- [WHAT TO DO]: From the entries below, copy every line that holds the word "Update".

# RECORD LIST start

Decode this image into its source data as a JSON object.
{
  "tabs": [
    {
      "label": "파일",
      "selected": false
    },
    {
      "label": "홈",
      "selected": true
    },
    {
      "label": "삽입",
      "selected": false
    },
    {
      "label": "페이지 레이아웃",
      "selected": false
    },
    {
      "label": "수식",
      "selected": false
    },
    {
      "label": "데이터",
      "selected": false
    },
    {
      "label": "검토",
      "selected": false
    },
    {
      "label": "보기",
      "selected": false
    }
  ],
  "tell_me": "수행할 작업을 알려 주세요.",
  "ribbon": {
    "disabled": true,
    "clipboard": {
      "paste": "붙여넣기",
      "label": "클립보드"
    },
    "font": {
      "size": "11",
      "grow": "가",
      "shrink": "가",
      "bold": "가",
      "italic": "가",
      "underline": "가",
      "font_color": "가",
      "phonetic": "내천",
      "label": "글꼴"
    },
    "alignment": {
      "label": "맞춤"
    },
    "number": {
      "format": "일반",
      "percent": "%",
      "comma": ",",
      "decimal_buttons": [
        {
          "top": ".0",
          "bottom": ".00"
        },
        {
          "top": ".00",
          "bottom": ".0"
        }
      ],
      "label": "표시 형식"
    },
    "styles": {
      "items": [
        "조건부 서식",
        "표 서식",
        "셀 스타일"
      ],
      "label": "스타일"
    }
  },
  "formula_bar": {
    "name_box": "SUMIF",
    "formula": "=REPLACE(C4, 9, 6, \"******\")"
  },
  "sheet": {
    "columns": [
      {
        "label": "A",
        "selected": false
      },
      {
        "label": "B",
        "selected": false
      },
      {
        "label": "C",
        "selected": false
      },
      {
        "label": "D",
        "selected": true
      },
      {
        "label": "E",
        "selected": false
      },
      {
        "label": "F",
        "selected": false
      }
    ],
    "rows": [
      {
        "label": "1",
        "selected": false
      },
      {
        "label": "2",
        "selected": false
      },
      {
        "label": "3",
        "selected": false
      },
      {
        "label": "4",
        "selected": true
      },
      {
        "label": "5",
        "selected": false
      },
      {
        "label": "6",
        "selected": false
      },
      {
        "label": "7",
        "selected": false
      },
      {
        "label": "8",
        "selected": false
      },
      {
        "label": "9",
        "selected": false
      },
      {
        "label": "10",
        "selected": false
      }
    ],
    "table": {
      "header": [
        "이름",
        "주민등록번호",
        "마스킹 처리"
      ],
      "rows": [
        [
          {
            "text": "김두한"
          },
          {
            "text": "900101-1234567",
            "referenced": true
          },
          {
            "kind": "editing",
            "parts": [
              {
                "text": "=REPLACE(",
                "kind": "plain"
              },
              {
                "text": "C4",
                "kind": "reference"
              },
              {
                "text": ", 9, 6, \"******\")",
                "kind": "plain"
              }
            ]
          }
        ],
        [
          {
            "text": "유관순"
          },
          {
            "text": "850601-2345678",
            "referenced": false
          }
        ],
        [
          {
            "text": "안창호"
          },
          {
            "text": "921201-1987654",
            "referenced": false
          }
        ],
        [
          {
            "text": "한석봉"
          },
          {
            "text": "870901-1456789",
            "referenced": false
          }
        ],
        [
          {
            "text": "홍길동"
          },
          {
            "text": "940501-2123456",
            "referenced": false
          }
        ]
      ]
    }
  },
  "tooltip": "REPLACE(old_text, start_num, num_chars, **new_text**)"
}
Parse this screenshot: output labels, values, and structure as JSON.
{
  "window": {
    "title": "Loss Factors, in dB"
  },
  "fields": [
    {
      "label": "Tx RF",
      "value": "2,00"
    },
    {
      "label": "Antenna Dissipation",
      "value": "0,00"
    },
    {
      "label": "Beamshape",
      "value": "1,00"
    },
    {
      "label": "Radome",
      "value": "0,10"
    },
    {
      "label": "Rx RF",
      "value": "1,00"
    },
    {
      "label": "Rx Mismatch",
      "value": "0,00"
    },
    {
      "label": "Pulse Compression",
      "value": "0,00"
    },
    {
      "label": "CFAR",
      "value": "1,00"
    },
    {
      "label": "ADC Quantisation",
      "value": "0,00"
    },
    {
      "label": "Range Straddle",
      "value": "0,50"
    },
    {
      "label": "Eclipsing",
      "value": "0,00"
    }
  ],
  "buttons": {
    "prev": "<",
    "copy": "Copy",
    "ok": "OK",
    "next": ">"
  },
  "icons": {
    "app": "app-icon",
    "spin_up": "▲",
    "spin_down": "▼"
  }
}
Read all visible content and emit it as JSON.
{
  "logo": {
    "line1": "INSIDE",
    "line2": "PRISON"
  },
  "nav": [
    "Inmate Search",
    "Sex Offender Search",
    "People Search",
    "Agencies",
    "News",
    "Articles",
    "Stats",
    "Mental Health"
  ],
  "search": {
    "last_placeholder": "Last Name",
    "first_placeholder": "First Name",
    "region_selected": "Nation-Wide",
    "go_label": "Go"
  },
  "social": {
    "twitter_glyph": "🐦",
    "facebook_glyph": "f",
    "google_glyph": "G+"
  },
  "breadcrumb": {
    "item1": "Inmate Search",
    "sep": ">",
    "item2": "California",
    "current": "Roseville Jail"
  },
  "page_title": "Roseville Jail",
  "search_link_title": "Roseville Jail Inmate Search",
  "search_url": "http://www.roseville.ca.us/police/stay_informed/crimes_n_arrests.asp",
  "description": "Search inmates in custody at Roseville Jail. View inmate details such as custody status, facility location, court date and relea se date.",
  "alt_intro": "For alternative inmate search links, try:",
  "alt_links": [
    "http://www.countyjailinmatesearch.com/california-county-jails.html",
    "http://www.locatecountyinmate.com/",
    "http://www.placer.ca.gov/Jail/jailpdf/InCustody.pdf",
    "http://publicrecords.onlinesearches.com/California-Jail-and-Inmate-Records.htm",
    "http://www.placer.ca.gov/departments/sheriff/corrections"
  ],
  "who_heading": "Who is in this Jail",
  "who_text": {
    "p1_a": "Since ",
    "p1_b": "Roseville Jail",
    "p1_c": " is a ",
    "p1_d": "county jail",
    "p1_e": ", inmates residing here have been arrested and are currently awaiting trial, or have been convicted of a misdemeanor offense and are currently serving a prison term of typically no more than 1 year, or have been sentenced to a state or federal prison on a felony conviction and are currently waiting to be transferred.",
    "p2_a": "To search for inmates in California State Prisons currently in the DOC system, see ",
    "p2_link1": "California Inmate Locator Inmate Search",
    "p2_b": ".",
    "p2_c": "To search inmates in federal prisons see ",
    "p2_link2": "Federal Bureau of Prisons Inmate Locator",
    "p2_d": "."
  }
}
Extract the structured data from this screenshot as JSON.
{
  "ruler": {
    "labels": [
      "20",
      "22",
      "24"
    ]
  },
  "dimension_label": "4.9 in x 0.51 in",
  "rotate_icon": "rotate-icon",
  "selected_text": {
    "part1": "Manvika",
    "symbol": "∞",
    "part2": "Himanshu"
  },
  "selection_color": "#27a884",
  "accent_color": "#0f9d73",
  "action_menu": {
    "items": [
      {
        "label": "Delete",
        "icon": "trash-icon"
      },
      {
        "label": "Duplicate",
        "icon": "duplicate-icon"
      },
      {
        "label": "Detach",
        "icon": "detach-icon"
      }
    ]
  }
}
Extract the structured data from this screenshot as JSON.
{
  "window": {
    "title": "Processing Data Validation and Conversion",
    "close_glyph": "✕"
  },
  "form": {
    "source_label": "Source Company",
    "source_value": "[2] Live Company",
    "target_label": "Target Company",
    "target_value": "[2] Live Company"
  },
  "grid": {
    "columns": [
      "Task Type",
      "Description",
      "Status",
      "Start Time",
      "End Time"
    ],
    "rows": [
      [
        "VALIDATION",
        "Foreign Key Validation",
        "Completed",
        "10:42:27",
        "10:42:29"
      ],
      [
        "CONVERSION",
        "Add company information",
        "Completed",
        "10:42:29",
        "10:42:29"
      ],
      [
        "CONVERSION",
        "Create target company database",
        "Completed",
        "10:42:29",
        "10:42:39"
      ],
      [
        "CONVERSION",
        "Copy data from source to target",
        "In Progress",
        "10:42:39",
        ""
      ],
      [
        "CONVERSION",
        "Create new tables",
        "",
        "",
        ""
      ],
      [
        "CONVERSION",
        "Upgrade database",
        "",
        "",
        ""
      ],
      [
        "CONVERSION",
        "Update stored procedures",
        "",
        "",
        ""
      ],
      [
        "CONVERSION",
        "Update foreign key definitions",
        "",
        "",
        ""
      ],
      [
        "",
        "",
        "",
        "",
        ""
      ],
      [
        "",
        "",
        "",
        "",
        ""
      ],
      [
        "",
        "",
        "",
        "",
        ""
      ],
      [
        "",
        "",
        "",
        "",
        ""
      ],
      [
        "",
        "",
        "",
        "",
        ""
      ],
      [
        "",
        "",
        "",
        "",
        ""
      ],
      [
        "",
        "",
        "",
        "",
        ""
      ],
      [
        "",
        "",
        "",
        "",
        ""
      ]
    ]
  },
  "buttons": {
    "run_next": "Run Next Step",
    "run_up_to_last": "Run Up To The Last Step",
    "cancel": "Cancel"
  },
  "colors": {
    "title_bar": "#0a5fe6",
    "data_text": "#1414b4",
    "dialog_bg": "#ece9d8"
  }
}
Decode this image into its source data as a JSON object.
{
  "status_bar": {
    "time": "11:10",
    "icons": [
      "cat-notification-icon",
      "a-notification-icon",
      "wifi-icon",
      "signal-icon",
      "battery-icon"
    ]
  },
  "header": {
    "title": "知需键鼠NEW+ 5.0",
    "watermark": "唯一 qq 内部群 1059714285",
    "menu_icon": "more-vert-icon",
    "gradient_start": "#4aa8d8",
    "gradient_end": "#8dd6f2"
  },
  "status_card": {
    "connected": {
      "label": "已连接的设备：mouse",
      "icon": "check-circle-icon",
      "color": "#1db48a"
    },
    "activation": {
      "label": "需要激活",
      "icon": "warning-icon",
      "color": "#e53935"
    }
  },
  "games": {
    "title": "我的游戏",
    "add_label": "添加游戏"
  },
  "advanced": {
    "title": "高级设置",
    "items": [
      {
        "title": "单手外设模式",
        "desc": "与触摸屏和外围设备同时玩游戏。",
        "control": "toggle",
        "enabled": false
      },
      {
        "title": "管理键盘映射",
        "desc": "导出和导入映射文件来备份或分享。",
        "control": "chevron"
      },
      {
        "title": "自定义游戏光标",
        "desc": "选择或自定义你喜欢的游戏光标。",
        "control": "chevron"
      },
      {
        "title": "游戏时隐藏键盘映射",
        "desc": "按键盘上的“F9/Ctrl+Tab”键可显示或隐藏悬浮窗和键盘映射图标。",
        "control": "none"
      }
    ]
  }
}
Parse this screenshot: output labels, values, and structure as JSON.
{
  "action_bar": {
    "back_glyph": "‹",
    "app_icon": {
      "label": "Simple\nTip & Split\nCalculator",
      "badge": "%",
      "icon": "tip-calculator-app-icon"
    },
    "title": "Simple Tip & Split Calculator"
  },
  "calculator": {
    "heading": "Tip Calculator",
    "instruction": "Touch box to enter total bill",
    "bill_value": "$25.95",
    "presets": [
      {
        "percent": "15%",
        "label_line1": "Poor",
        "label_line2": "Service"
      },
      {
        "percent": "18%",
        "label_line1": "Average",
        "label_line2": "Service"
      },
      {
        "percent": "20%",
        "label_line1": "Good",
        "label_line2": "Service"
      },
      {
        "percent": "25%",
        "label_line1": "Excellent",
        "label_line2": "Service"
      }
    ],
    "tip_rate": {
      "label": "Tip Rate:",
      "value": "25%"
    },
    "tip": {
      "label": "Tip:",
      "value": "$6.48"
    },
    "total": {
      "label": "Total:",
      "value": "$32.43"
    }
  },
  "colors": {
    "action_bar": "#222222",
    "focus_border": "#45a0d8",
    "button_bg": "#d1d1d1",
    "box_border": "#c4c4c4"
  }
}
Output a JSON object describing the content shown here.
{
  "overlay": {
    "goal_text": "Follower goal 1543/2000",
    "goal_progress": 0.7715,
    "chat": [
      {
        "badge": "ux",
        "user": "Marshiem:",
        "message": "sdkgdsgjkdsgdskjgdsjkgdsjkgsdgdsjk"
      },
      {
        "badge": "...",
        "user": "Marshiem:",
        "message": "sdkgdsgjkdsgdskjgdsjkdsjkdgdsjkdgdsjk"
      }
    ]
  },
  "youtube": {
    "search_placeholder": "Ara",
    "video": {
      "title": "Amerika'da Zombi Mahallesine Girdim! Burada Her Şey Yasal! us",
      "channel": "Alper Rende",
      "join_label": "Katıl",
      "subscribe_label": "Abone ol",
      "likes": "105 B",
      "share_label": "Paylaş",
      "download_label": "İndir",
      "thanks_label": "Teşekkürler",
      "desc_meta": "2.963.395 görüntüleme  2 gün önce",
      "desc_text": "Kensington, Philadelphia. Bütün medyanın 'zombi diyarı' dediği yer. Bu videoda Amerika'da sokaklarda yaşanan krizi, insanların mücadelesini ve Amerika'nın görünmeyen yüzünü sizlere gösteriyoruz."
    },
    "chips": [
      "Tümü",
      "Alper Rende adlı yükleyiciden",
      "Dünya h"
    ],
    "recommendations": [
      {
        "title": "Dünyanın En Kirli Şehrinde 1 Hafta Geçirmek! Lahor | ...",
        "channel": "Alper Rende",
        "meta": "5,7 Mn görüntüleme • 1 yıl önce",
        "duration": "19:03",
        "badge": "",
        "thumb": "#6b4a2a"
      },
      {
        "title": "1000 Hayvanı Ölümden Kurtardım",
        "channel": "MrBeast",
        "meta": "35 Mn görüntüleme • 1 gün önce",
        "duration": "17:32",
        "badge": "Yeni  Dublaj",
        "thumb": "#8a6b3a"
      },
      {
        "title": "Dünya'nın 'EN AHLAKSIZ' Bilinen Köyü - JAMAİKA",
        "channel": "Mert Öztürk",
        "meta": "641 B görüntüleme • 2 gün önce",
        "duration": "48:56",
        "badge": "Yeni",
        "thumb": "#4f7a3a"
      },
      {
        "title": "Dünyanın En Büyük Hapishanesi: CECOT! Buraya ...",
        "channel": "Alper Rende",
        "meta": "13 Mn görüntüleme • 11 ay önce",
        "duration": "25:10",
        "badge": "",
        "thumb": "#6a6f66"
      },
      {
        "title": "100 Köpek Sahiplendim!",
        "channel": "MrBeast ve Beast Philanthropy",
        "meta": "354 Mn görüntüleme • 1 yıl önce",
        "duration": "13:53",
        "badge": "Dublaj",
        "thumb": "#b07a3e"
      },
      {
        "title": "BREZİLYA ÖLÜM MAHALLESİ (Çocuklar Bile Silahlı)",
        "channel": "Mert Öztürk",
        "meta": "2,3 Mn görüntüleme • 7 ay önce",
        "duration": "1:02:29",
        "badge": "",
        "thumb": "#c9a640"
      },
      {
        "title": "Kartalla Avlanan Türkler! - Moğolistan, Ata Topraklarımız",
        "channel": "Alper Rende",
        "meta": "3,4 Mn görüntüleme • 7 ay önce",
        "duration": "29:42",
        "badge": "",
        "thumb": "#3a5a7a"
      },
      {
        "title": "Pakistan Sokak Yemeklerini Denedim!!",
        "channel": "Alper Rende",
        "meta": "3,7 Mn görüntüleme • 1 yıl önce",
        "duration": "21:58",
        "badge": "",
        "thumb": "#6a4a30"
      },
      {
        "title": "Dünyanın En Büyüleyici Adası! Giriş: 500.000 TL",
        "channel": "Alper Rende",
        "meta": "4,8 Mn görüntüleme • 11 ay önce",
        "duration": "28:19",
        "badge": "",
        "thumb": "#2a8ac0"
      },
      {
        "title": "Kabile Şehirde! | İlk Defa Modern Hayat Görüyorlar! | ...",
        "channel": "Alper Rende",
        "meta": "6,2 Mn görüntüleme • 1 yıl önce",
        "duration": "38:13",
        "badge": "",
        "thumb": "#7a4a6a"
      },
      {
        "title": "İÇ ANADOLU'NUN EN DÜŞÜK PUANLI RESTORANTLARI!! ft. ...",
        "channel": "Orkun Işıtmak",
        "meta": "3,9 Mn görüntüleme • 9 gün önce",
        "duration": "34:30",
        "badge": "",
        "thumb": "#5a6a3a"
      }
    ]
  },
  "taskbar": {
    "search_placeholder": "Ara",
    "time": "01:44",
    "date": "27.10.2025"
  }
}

# RECORD LIST end

- [FINISHED ANSWER]:
        "Update stored procedures",
        "Update foreign key definitions",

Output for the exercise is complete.